Source records ->
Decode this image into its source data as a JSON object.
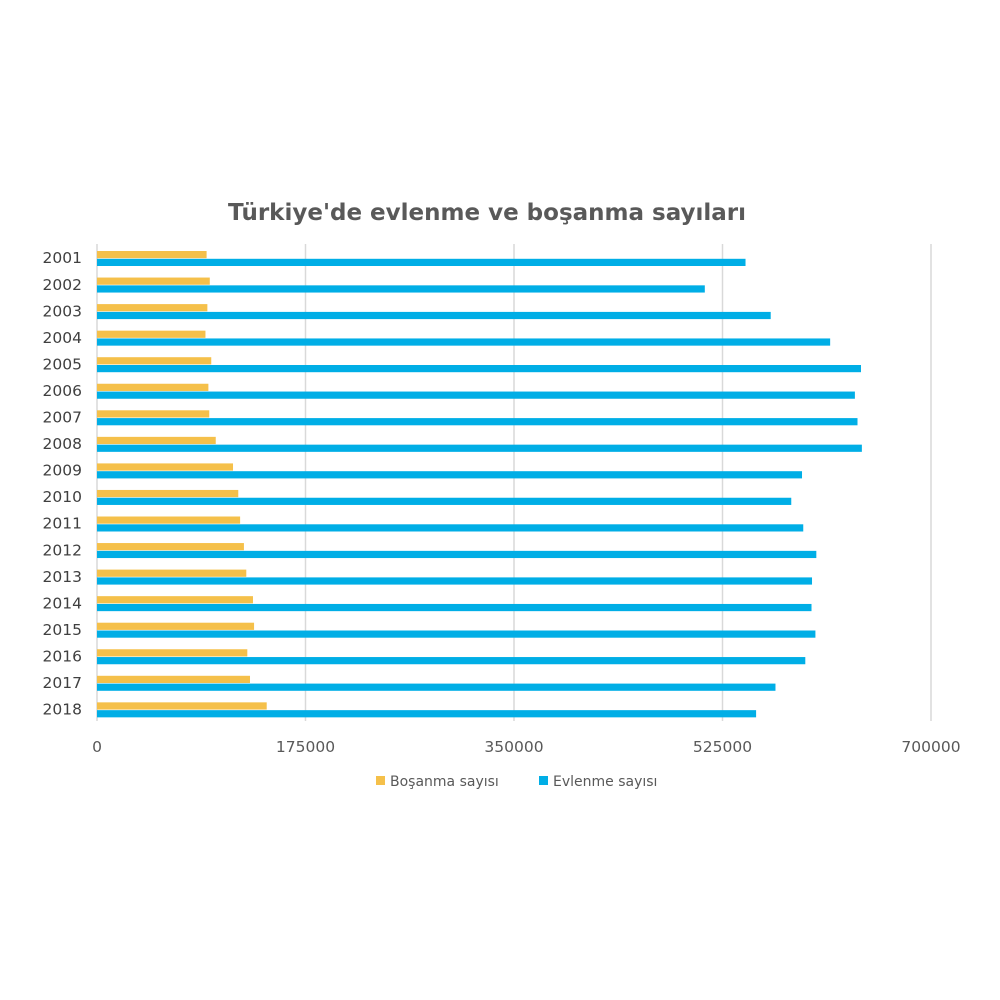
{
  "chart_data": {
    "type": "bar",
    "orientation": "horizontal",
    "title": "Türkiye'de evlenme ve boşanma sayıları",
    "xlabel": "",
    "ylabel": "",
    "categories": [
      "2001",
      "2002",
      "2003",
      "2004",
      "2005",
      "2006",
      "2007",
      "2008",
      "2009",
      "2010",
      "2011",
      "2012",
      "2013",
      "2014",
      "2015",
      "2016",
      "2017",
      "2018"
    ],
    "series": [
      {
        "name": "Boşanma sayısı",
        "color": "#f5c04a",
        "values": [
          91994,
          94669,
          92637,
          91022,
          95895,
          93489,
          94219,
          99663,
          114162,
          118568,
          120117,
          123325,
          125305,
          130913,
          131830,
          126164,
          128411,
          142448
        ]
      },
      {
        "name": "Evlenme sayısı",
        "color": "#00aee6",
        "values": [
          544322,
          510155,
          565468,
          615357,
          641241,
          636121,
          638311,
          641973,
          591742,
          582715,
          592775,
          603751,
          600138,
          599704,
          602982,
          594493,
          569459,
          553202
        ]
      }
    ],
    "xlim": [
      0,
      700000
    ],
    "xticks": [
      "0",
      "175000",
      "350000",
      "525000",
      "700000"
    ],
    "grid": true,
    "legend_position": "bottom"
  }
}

Problem requirements -> Leave out the pictures and transcribe the entries above exactly.

Response ->
Decode this image into its source data as a JSON object.
{
  "chart_data": {
    "type": "bar",
    "orientation": "horizontal",
    "title": "Türkiye'de evlenme ve boşanma sayıları",
    "xlabel": "",
    "ylabel": "",
    "categories": [
      "2001",
      "2002",
      "2003",
      "2004",
      "2005",
      "2006",
      "2007",
      "2008",
      "2009",
      "2010",
      "2011",
      "2012",
      "2013",
      "2014",
      "2015",
      "2016",
      "2017",
      "2018"
    ],
    "series": [
      {
        "name": "Boşanma sayısı",
        "color": "#f5c04a",
        "values": [
          91994,
          94669,
          92637,
          91022,
          95895,
          93489,
          94219,
          99663,
          114162,
          118568,
          120117,
          123325,
          125305,
          130913,
          131830,
          126164,
          128411,
          142448
        ]
      },
      {
        "name": "Evlenme sayısı",
        "color": "#00aee6",
        "values": [
          544322,
          510155,
          565468,
          615357,
          641241,
          636121,
          638311,
          641973,
          591742,
          582715,
          592775,
          603751,
          600138,
          599704,
          602982,
          594493,
          569459,
          553202
        ]
      }
    ],
    "xlim": [
      0,
      700000
    ],
    "xticks": [
      "0",
      "175000",
      "350000",
      "525000",
      "700000"
    ],
    "grid": true,
    "legend_position": "bottom"
  }
}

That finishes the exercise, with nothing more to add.